━━ ROWS ━━
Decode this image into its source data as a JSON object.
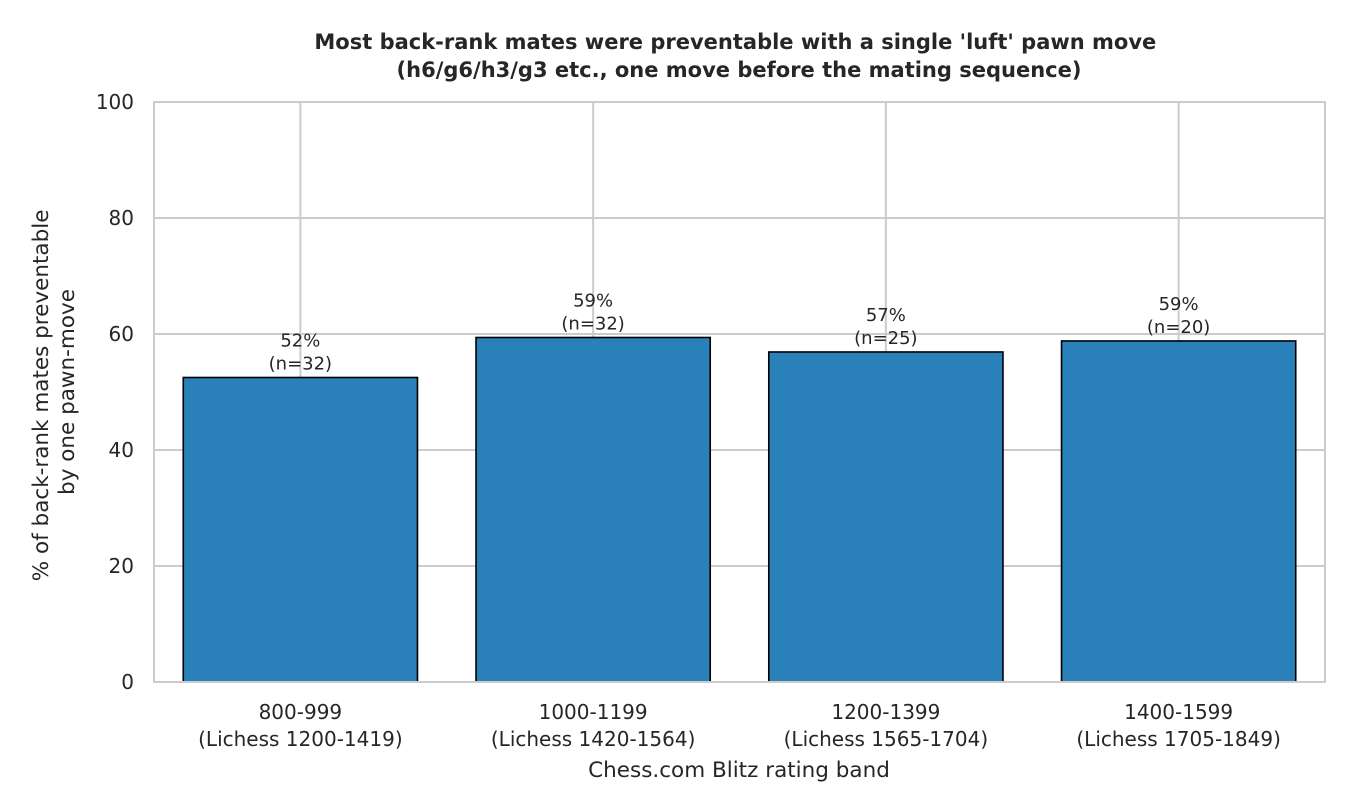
{
  "chart_data": {
    "type": "bar",
    "title": [
      "Most back-rank mates were preventable with a single 'luft' pawn move",
      "(h6/g6/h3/g3 etc., one move before the mating sequence)"
    ],
    "xlabel": "Chess.com Blitz rating band",
    "ylabel": [
      "% of back-rank mates preventable",
      "by one pawn-move"
    ],
    "ylim": [
      0,
      100
    ],
    "yticks": [
      0,
      20,
      40,
      60,
      80,
      100
    ],
    "grid": true,
    "bar_color": "#2a80b9",
    "categories": [
      [
        "800-999",
        "(Lichess 1200-1419)"
      ],
      [
        "1000-1199",
        "(Lichess 1420-1564)"
      ],
      [
        "1200-1399",
        "(Lichess 1565-1704)"
      ],
      [
        "1400-1599",
        "(Lichess 1705-1849)"
      ]
    ],
    "values": [
      52.5,
      59.4,
      56.9,
      58.8
    ],
    "data_labels": [
      [
        "52%",
        "(n=32)"
      ],
      [
        "59%",
        "(n=32)"
      ],
      [
        "57%",
        "(n=25)"
      ],
      [
        "59%",
        "(n=20)"
      ]
    ]
  }
}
━━━
### EXERCISE GOAL
Transcribe the records word for word and include no pictures.

### COMPLETED TASK
Decode this image into its source data as a JSON object.
{
  "chart_data": {
    "type": "bar",
    "title": [
      "Most back-rank mates were preventable with a single 'luft' pawn move",
      "(h6/g6/h3/g3 etc., one move before the mating sequence)"
    ],
    "xlabel": "Chess.com Blitz rating band",
    "ylabel": [
      "% of back-rank mates preventable",
      "by one pawn-move"
    ],
    "ylim": [
      0,
      100
    ],
    "yticks": [
      0,
      20,
      40,
      60,
      80,
      100
    ],
    "grid": true,
    "bar_color": "#2a80b9",
    "categories": [
      [
        "800-999",
        "(Lichess 1200-1419)"
      ],
      [
        "1000-1199",
        "(Lichess 1420-1564)"
      ],
      [
        "1200-1399",
        "(Lichess 1565-1704)"
      ],
      [
        "1400-1599",
        "(Lichess 1705-1849)"
      ]
    ],
    "values": [
      52.5,
      59.4,
      56.9,
      58.8
    ],
    "data_labels": [
      [
        "52%",
        "(n=32)"
      ],
      [
        "59%",
        "(n=32)"
      ],
      [
        "57%",
        "(n=25)"
      ],
      [
        "59%",
        "(n=20)"
      ]
    ]
  }
}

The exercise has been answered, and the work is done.